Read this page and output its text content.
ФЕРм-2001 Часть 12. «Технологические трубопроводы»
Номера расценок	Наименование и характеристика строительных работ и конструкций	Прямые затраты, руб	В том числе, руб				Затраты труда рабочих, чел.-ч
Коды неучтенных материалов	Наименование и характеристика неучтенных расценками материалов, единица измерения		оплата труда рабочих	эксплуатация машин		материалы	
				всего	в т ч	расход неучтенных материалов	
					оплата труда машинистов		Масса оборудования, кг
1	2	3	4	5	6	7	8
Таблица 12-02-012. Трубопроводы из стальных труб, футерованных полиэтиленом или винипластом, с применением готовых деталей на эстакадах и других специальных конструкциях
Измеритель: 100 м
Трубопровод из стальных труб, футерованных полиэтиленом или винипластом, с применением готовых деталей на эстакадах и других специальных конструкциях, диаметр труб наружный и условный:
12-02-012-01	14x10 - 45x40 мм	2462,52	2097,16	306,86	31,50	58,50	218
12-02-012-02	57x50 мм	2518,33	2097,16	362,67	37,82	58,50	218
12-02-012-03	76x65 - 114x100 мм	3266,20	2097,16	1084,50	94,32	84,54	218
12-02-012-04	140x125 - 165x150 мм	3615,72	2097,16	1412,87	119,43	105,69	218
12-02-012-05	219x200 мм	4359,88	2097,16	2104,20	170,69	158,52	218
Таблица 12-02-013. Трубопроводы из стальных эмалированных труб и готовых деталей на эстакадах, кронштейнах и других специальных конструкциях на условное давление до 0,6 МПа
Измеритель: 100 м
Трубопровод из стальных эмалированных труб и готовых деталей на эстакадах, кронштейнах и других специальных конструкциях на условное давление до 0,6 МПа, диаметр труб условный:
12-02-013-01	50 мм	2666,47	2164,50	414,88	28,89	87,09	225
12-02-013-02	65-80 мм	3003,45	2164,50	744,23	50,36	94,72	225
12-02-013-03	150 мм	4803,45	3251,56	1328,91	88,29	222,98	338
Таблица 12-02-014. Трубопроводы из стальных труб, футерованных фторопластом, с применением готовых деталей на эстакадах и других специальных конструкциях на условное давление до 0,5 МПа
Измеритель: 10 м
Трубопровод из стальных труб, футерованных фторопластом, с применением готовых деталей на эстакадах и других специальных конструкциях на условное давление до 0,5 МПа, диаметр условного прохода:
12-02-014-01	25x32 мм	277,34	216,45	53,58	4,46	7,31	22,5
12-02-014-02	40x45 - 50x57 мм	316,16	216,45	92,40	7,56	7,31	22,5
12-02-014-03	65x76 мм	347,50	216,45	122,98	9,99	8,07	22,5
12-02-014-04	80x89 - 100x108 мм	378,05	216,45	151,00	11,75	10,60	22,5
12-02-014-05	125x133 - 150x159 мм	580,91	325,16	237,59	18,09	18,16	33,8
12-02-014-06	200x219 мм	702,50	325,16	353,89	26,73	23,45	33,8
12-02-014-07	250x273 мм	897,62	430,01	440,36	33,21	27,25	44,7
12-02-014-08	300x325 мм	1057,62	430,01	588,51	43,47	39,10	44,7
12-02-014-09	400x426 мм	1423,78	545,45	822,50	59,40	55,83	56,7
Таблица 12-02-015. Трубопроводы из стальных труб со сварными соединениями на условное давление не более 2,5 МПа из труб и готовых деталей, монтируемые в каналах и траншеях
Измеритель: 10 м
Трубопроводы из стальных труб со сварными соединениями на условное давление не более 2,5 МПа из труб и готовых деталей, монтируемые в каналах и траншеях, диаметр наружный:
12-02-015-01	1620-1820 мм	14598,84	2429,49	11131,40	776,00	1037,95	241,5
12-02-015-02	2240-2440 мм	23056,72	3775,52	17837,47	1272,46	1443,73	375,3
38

┄┄┄┄┄┄┄┄┄┄

OBJECTIVE - Nothing in the listing may be changed; retype it all exactly.

CORRECT ANSWER -
Read this page and output its text content.
ФЕРм-2001 Часть 12. «Технологические трубопроводы»
Номера расценок	Наименование и характеристика строительных работ и конструкций	Прямые затраты, руб	В том числе, руб				Затраты труда рабочих, чел.-ч
Коды неучтенных материалов	Наименование и характеристика неучтенных расценками материалов, единица измерения		оплата труда рабочих	эксплуатация машин		материалы	
				всего	в т ч	расход неучтенных материалов	
					оплата труда машинистов		Масса оборудования, кг
1	2	3	4	5	6	7	8
Таблица 12-02-012. Трубопроводы из стальных труб, футерованных полиэтиленом или винипластом, с применением готовых деталей на эстакадах и других специальных конструкциях
Измеритель: 100 м
Трубопровод из стальных труб, футерованных полиэтиленом или винипластом, с применением готовых деталей на эстакадах и других специальных конструкциях, диаметр труб наружный и условный:
12-02-012-01	14x10 - 45x40 мм	2462,52	2097,16	306,86	31,50	58,50	218
12-02-012-02	57x50 мм	2518,33	2097,16	362,67	37,82	58,50	218
12-02-012-03	76x65 - 114x100 мм	3266,20	2097,16	1084,50	94,32	84,54	218
12-02-012-04	140x125 - 165x150 мм	3615,72	2097,16	1412,87	119,43	105,69	218
12-02-012-05	219x200 мм	4359,88	2097,16	2104,20	170,69	158,52	218
Таблица 12-02-013. Трубопроводы из стальных эмалированных труб и готовых деталей на эстакадах, кронштейнах и других специальных конструкциях на условное давление до 0,6 МПа
Измеритель: 100 м
Трубопровод из стальных эмалированных труб и готовых деталей на эстакадах, кронштейнах и других специальных конструкциях на условное давление до 0,6 МПа, диаметр труб условный:
12-02-013-01	50 мм	2666,47	2164,50	414,88	28,89	87,09	225
12-02-013-02	65-80 мм	3003,45	2164,50	744,23	50,36	94,72	225
12-02-013-03	150 мм	4803,45	3251,56	1328,91	88,29	222,98	338
Таблица 12-02-014. Трубопроводы из стальных труб, футерованных фторопластом, с применением готовых деталей на эстакадах и других специальных конструкциях на условное давление до 0,5 МПа
Измеритель: 10 м
Трубопровод из стальных труб, футерованных фторопластом, с применением готовых деталей на эстакадах и других специальных конструкциях на условное давление до 0,5 МПа, диаметр условного прохода:
12-02-014-01	25x32 мм	277,34	216,45	53,58	4,46	7,31	22,5
12-02-014-02	40x45 - 50x57 мм	316,16	216,45	92,40	7,56	7,31	22,5
12-02-014-03	65x76 мм	347,50	216,45	122,98	9,99	8,07	22,5
12-02-014-04	80x89 - 100x108 мм	378,05	216,45	151,00	11,75	10,60	22,5
12-02-014-05	125x133 - 150x159 мм	580,91	325,16	237,59	18,09	18,16	33,8
12-02-014-06	200x219 мм	702,50	325,16	353,89	26,73	23,45	33,8
12-02-014-07	250x273 мм	897,62	430,01	440,36	33,21	27,25	44,7
12-02-014-08	300x325 мм	1057,62	430,01	588,51	43,47	39,10	44,7
12-02-014-09	400x426 мм	1423,78	545,45	822,50	59,40	55,83	56,7
Таблица 12-02-015. Трубопроводы из стальных труб со сварными соединениями на условное давление не более 2,5 МПа из труб и готовых деталей, монтируемые в каналах и траншеях
Измеритель: 10 м
Трубопроводы из стальных труб со сварными соединениями на условное давление не более 2,5 МПа из труб и готовых деталей, монтируемые в каналах и траншеях, диаметр наружный:
12-02-015-01	1620-1820 мм	14598,84	2429,49	11131,40	776,00	1037,95	241,5
12-02-015-02	2240-2440 мм	23056,72	3775,52	17837,47	1272,46	1443,73	375,3
38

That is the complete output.